— Start Record extracts —

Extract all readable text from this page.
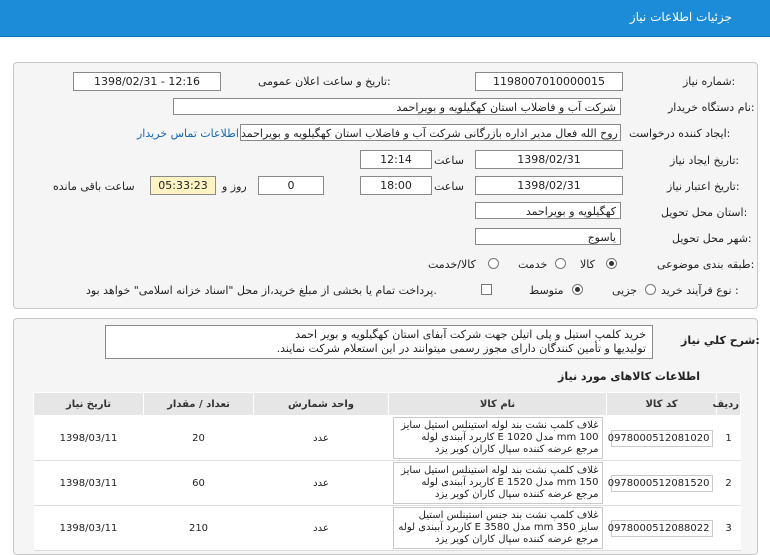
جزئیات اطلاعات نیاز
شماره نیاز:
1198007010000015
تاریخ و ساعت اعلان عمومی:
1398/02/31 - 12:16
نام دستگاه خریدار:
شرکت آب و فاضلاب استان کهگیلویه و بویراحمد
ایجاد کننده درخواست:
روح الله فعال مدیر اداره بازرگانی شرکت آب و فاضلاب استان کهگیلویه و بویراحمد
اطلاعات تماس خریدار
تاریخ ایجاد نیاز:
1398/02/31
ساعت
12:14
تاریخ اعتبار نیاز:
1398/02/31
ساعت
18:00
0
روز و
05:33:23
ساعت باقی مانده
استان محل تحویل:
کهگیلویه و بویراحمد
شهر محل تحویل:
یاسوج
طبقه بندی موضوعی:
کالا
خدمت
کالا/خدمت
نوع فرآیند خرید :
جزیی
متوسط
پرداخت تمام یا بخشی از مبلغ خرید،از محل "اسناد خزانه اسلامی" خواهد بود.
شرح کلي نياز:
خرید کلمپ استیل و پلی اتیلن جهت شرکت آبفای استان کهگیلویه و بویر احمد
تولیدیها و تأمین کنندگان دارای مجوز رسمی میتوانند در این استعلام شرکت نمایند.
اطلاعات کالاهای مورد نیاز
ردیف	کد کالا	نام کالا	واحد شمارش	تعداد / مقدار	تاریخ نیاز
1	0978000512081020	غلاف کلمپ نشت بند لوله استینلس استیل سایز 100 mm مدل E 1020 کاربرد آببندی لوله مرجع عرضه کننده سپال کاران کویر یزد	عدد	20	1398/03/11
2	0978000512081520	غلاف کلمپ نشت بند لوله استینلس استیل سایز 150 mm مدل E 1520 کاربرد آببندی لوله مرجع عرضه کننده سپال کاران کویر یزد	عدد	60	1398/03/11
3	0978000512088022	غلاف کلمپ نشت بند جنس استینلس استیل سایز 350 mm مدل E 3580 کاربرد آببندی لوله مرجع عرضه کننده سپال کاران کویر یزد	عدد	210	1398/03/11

— End Record extracts —
— Start Record extracts —

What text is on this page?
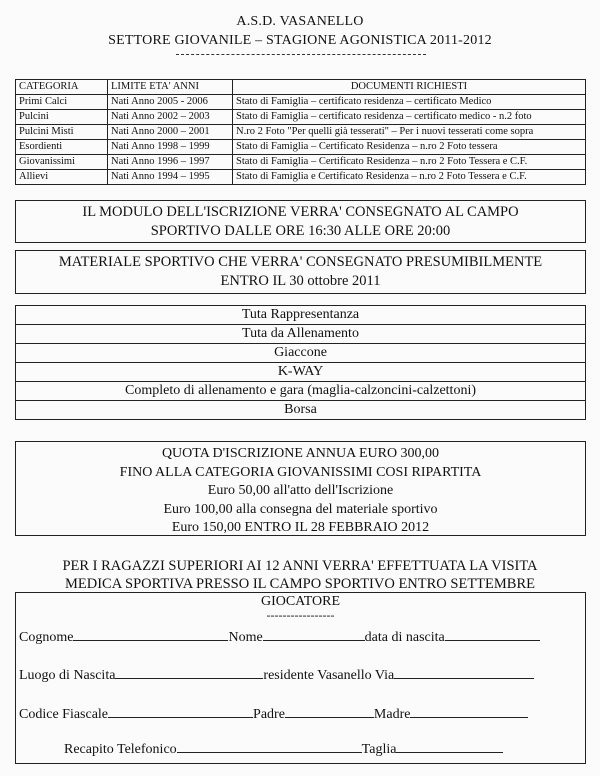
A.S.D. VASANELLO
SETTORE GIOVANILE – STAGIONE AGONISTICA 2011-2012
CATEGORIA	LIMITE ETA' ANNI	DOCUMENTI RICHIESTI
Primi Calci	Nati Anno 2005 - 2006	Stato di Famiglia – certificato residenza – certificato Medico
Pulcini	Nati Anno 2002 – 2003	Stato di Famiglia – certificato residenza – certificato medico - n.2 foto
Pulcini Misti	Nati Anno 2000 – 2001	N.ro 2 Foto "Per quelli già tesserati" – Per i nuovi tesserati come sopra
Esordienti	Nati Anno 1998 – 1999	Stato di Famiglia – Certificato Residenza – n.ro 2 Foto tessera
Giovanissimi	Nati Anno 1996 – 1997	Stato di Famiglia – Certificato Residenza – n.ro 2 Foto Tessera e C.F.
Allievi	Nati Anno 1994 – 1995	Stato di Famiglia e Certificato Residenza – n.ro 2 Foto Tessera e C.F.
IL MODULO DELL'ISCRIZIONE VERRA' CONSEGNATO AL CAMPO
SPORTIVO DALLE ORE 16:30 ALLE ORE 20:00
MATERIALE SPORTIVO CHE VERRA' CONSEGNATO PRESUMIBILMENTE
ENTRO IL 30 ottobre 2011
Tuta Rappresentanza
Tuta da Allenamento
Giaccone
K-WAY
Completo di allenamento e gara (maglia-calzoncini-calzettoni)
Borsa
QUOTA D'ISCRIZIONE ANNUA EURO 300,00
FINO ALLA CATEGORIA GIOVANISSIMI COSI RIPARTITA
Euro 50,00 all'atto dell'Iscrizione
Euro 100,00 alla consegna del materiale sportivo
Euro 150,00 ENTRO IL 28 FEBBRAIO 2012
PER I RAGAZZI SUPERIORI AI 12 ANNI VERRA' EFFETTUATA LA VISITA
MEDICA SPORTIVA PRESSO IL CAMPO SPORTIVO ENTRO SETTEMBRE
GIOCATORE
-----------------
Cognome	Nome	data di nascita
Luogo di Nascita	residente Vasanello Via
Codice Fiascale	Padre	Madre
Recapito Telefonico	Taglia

— End Record extracts —
— Start Record extracts —

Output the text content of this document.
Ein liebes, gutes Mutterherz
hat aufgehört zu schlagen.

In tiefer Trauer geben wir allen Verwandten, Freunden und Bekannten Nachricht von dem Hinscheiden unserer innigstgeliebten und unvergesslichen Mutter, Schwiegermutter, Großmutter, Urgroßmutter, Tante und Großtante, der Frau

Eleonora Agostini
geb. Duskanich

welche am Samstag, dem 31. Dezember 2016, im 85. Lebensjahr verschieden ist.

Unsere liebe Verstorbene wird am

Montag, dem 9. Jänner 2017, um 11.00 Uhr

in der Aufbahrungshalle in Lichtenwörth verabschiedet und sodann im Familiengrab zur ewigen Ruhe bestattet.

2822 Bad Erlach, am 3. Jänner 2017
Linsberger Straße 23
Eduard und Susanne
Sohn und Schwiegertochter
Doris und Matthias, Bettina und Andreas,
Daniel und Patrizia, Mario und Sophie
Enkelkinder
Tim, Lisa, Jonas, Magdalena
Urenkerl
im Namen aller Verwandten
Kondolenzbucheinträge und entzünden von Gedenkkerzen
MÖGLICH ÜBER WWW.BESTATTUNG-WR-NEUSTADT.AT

— End Record extracts —

### Work required
List all lines above in which the string "مرجع" appears.

### Task result
1	0978000512081020	غلاف کلمپ نشت بند لوله استینلس استیل سایز 100 mm مدل E 1020 کاربرد آببندی لوله مرجع عرضه کننده سپال کاران کویر یزد	عدد	20	1398/03/11
2	0978000512081520	غلاف کلمپ نشت بند لوله استینلس استیل سایز 150 mm مدل E 1520 کاربرد آببندی لوله مرجع عرضه کننده سپال کاران کویر یزد	عدد	60	1398/03/11
3	0978000512088022	غلاف کلمپ نشت بند جنس استینلس استیل سایز 350 mm مدل E 3580 کاربرد آببندی لوله مرجع عرضه کننده سپال کاران کویر یزد	عدد	210	1398/03/11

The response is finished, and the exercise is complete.